EXERCISE INPUT:
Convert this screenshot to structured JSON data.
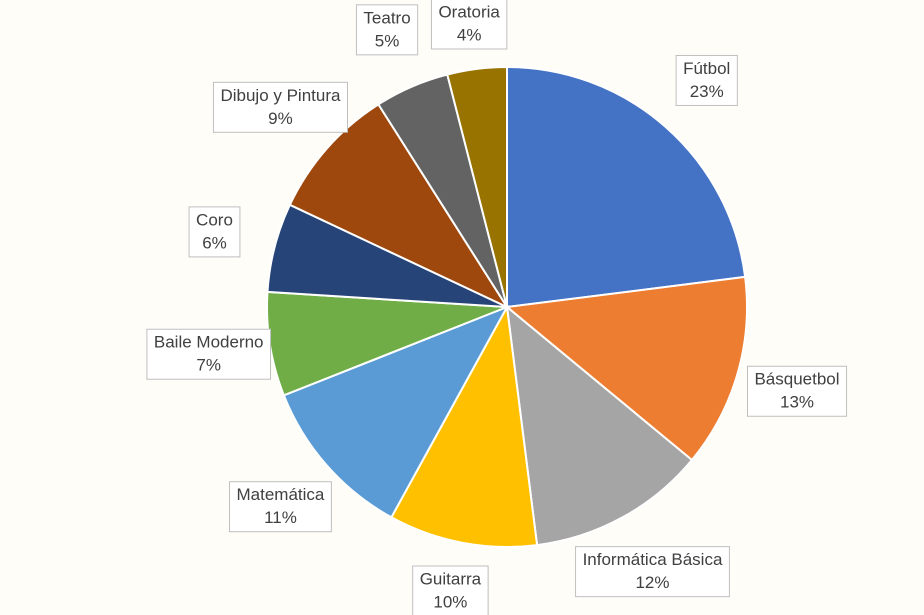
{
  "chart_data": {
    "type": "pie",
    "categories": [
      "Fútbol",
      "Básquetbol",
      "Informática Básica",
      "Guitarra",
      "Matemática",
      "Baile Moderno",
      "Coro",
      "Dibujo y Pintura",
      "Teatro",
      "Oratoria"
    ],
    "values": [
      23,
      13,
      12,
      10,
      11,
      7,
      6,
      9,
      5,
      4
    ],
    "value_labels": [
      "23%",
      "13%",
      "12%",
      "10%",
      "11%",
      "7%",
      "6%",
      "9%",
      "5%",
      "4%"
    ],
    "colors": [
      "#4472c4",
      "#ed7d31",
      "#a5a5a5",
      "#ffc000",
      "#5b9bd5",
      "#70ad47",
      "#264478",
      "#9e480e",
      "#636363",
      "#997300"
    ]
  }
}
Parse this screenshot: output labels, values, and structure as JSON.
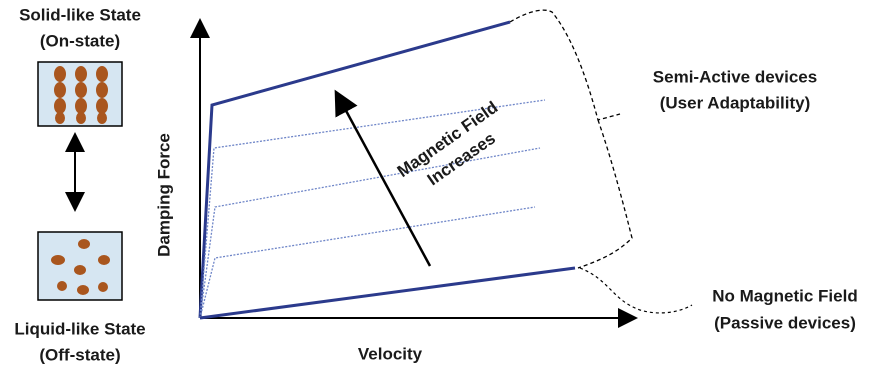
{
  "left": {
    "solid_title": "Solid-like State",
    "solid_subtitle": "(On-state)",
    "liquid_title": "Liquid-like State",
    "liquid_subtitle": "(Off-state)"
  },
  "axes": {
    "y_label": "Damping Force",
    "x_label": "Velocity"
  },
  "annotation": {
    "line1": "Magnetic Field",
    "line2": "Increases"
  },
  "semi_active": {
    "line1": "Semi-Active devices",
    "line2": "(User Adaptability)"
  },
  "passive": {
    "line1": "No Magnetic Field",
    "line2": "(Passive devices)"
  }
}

SHORT EXERCISE:
All of the material above should be reproduced exactly, except the pictures.

PROBLEM SOLUTION:
Convert this screenshot to structured JSON data.
{
  "chart_data": {
    "type": "pie",
    "categories": [
      "Fútbol",
      "Básquetbol",
      "Informática Básica",
      "Guitarra",
      "Matemática",
      "Baile Moderno",
      "Coro",
      "Dibujo y Pintura",
      "Teatro",
      "Oratoria"
    ],
    "values": [
      23,
      13,
      12,
      10,
      11,
      7,
      6,
      9,
      5,
      4
    ],
    "value_labels": [
      "23%",
      "13%",
      "12%",
      "10%",
      "11%",
      "7%",
      "6%",
      "9%",
      "5%",
      "4%"
    ],
    "colors": [
      "#4472c4",
      "#ed7d31",
      "#a5a5a5",
      "#ffc000",
      "#5b9bd5",
      "#70ad47",
      "#264478",
      "#9e480e",
      "#636363",
      "#997300"
    ]
  }
}
Parse this screenshot: output labels, values, and structure as JSON.
{
  "left": {
    "solid_title": "Solid-like State",
    "solid_subtitle": "(On-state)",
    "liquid_title": "Liquid-like State",
    "liquid_subtitle": "(Off-state)"
  },
  "axes": {
    "y_label": "Damping Force",
    "x_label": "Velocity"
  },
  "annotation": {
    "line1": "Magnetic Field",
    "line2": "Increases"
  },
  "semi_active": {
    "line1": "Semi-Active devices",
    "line2": "(User Adaptability)"
  },
  "passive": {
    "line1": "No Magnetic Field",
    "line2": "(Passive devices)"
  }
}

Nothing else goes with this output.